▶ _Work instructions_: Copy the records below exactly as they appear.

--- Data to process ---

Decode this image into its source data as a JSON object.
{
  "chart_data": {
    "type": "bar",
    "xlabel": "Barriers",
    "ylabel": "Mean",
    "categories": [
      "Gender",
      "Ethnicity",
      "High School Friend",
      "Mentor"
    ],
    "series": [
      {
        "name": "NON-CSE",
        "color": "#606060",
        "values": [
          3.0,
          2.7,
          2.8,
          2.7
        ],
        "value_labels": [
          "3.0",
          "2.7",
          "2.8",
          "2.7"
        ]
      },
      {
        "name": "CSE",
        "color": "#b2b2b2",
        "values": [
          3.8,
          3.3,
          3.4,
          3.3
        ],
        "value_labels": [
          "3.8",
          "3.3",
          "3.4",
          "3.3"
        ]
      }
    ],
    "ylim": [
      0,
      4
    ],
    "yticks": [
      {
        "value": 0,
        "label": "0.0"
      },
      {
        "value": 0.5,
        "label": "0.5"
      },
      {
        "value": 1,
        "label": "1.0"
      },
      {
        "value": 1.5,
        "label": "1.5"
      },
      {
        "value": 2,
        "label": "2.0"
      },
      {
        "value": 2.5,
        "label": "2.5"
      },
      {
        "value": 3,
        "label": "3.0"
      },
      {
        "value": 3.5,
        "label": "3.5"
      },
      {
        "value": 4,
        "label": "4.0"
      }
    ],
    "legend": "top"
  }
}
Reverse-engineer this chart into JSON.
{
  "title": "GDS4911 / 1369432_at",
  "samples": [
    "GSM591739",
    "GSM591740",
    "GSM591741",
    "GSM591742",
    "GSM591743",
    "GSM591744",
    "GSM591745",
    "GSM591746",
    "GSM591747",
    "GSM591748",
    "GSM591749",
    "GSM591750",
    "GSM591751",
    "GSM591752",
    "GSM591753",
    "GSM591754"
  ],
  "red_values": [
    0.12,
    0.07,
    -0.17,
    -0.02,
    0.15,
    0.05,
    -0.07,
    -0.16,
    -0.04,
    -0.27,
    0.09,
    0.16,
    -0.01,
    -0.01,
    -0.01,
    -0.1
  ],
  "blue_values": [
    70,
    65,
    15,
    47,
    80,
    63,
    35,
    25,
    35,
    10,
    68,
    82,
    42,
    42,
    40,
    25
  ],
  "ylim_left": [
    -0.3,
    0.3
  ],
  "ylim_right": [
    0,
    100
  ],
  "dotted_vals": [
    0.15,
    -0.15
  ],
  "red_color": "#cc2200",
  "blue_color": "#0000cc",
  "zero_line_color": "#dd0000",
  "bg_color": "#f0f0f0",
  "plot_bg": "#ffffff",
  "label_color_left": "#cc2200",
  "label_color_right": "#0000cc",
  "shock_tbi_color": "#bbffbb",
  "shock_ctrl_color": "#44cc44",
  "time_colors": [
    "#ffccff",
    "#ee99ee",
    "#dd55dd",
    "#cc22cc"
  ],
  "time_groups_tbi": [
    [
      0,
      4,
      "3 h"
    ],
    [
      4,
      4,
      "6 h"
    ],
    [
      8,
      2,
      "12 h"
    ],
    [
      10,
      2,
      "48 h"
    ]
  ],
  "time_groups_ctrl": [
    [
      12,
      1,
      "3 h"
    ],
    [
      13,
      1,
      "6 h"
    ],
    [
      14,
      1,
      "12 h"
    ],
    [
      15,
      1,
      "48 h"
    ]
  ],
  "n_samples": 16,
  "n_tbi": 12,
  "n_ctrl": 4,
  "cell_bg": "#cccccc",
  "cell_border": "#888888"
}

---

▶ _Reply to the exercise_:
Decode this image into its source data as a JSON object.
{
  "chart_data": {
    "type": "bar",
    "xlabel": "Barriers",
    "ylabel": "Mean",
    "categories": [
      "Gender",
      "Ethnicity",
      "High School Friend",
      "Mentor"
    ],
    "series": [
      {
        "name": "NON-CSE",
        "color": "#606060",
        "values": [
          3.0,
          2.7,
          2.8,
          2.7
        ],
        "value_labels": [
          "3.0",
          "2.7",
          "2.8",
          "2.7"
        ]
      },
      {
        "name": "CSE",
        "color": "#b2b2b2",
        "values": [
          3.8,
          3.3,
          3.4,
          3.3
        ],
        "value_labels": [
          "3.8",
          "3.3",
          "3.4",
          "3.3"
        ]
      }
    ],
    "ylim": [
      0,
      4
    ],
    "yticks": [
      {
        "value": 0,
        "label": "0.0"
      },
      {
        "value": 0.5,
        "label": "0.5"
      },
      {
        "value": 1,
        "label": "1.0"
      },
      {
        "value": 1.5,
        "label": "1.5"
      },
      {
        "value": 2,
        "label": "2.0"
      },
      {
        "value": 2.5,
        "label": "2.5"
      },
      {
        "value": 3,
        "label": "3.0"
      },
      {
        "value": 3.5,
        "label": "3.5"
      },
      {
        "value": 4,
        "label": "4.0"
      }
    ],
    "legend": "top"
  }
}
Reverse-engineer this chart into JSON.
{
  "title": "GDS4911 / 1369432_at",
  "samples": [
    "GSM591739",
    "GSM591740",
    "GSM591741",
    "GSM591742",
    "GSM591743",
    "GSM591744",
    "GSM591745",
    "GSM591746",
    "GSM591747",
    "GSM591748",
    "GSM591749",
    "GSM591750",
    "GSM591751",
    "GSM591752",
    "GSM591753",
    "GSM591754"
  ],
  "red_values": [
    0.12,
    0.07,
    -0.17,
    -0.02,
    0.15,
    0.05,
    -0.07,
    -0.16,
    -0.04,
    -0.27,
    0.09,
    0.16,
    -0.01,
    -0.01,
    -0.01,
    -0.1
  ],
  "blue_values": [
    70,
    65,
    15,
    47,
    80,
    63,
    35,
    25,
    35,
    10,
    68,
    82,
    42,
    42,
    40,
    25
  ],
  "ylim_left": [
    -0.3,
    0.3
  ],
  "ylim_right": [
    0,
    100
  ],
  "dotted_vals": [
    0.15,
    -0.15
  ],
  "red_color": "#cc2200",
  "blue_color": "#0000cc",
  "zero_line_color": "#dd0000",
  "bg_color": "#f0f0f0",
  "plot_bg": "#ffffff",
  "label_color_left": "#cc2200",
  "label_color_right": "#0000cc",
  "shock_tbi_color": "#bbffbb",
  "shock_ctrl_color": "#44cc44",
  "time_colors": [
    "#ffccff",
    "#ee99ee",
    "#dd55dd",
    "#cc22cc"
  ],
  "time_groups_tbi": [
    [
      0,
      4,
      "3 h"
    ],
    [
      4,
      4,
      "6 h"
    ],
    [
      8,
      2,
      "12 h"
    ],
    [
      10,
      2,
      "48 h"
    ]
  ],
  "time_groups_ctrl": [
    [
      12,
      1,
      "3 h"
    ],
    [
      13,
      1,
      "6 h"
    ],
    [
      14,
      1,
      "12 h"
    ],
    [
      15,
      1,
      "48 h"
    ]
  ],
  "n_samples": 16,
  "n_tbi": 12,
  "n_ctrl": 4,
  "cell_bg": "#cccccc",
  "cell_border": "#888888"
}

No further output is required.